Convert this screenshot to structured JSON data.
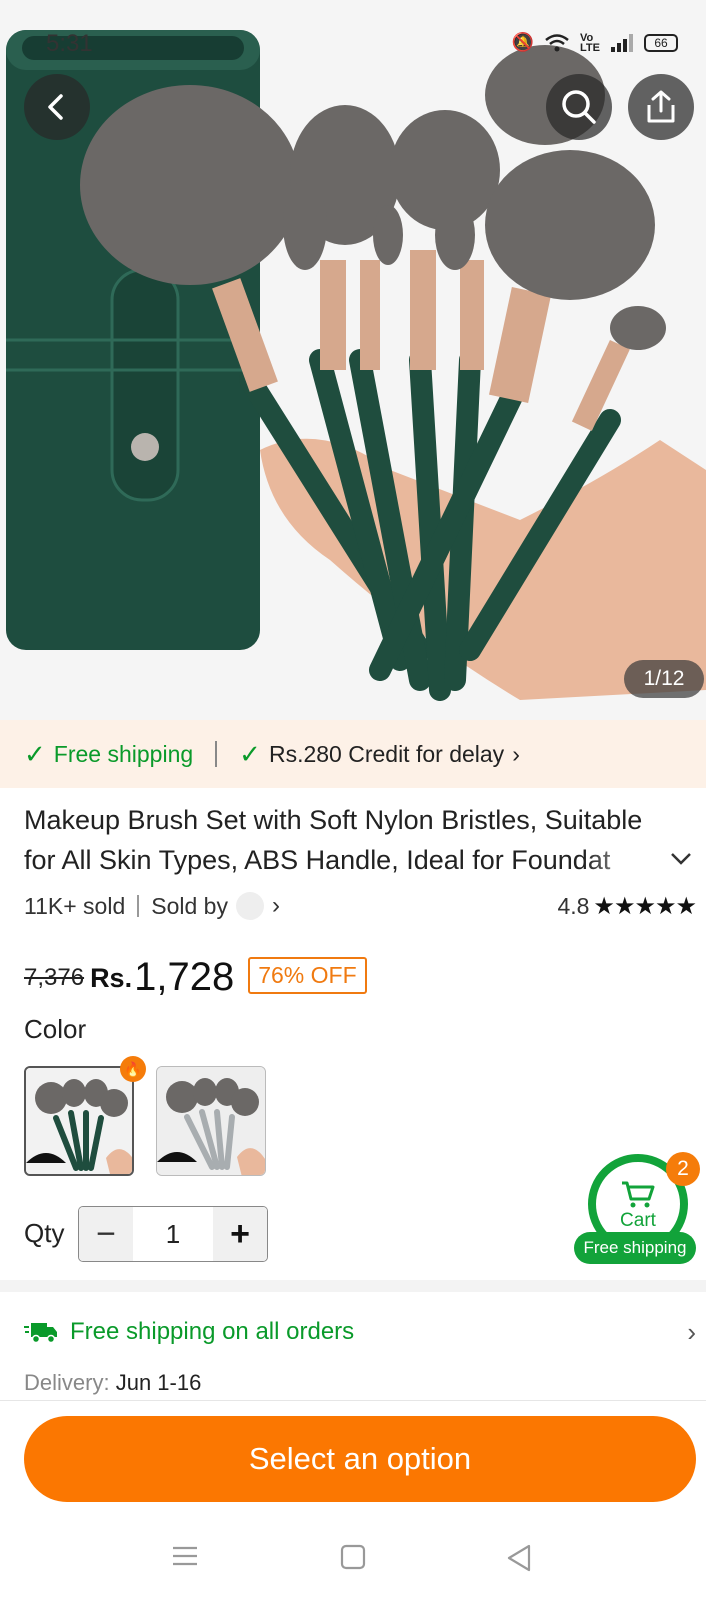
{
  "status_bar": {
    "time": "5:31",
    "battery": "66",
    "icons": [
      "mute-icon",
      "wifi-icon",
      "volte-icon",
      "signal-icon",
      "battery-icon"
    ]
  },
  "gallery": {
    "counter": "1/12"
  },
  "shipping_banner": {
    "free_shipping": "Free shipping",
    "credit": "Rs.280 Credit for delay"
  },
  "product": {
    "title": "Makeup Brush Set with Soft Nylon Bristles, Suitable for All Skin Types, ABS Handle, Ideal for Foundat",
    "sold": "11K+ sold",
    "sold_by": "Sold by",
    "rating": "4.8",
    "stars": "★★★★★",
    "old_price": "7,376",
    "currency": "Rs.",
    "price": "1,728",
    "discount": "76% OFF"
  },
  "options": {
    "color_label": "Color",
    "qty_label": "Qty",
    "qty_value": "1",
    "minus": "−",
    "plus": "+"
  },
  "cart": {
    "label": "Cart",
    "count": "2",
    "free_shipping": "Free shipping"
  },
  "shipping": {
    "title": "Free shipping on all orders",
    "delivery_label": "Delivery:",
    "delivery_value": "Jun 1-16"
  },
  "cta": {
    "label": "Select an option"
  },
  "colors": {
    "accent": "#fb7701",
    "green": "#0a9a2a",
    "banner_bg": "#fdf1e7"
  }
}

Instructions for the task.
Output the material word for word, omitting its pictures.

Expected answer.
Convert this screenshot to structured JSON data.
{
  "status_bar": {
    "time": "5:31",
    "battery": "66",
    "icons": [
      "mute-icon",
      "wifi-icon",
      "volte-icon",
      "signal-icon",
      "battery-icon"
    ]
  },
  "gallery": {
    "counter": "1/12"
  },
  "shipping_banner": {
    "free_shipping": "Free shipping",
    "credit": "Rs.280 Credit for delay"
  },
  "product": {
    "title": "Makeup Brush Set with Soft Nylon Bristles, Suitable for All Skin Types, ABS Handle, Ideal for Foundat",
    "sold": "11K+ sold",
    "sold_by": "Sold by",
    "rating": "4.8",
    "stars": "★★★★★",
    "old_price": "7,376",
    "currency": "Rs.",
    "price": "1,728",
    "discount": "76% OFF"
  },
  "options": {
    "color_label": "Color",
    "qty_label": "Qty",
    "qty_value": "1",
    "minus": "−",
    "plus": "+"
  },
  "cart": {
    "label": "Cart",
    "count": "2",
    "free_shipping": "Free shipping"
  },
  "shipping": {
    "title": "Free shipping on all orders",
    "delivery_label": "Delivery:",
    "delivery_value": "Jun 1-16"
  },
  "cta": {
    "label": "Select an option"
  },
  "colors": {
    "accent": "#fb7701",
    "green": "#0a9a2a",
    "banner_bg": "#fdf1e7"
  }
}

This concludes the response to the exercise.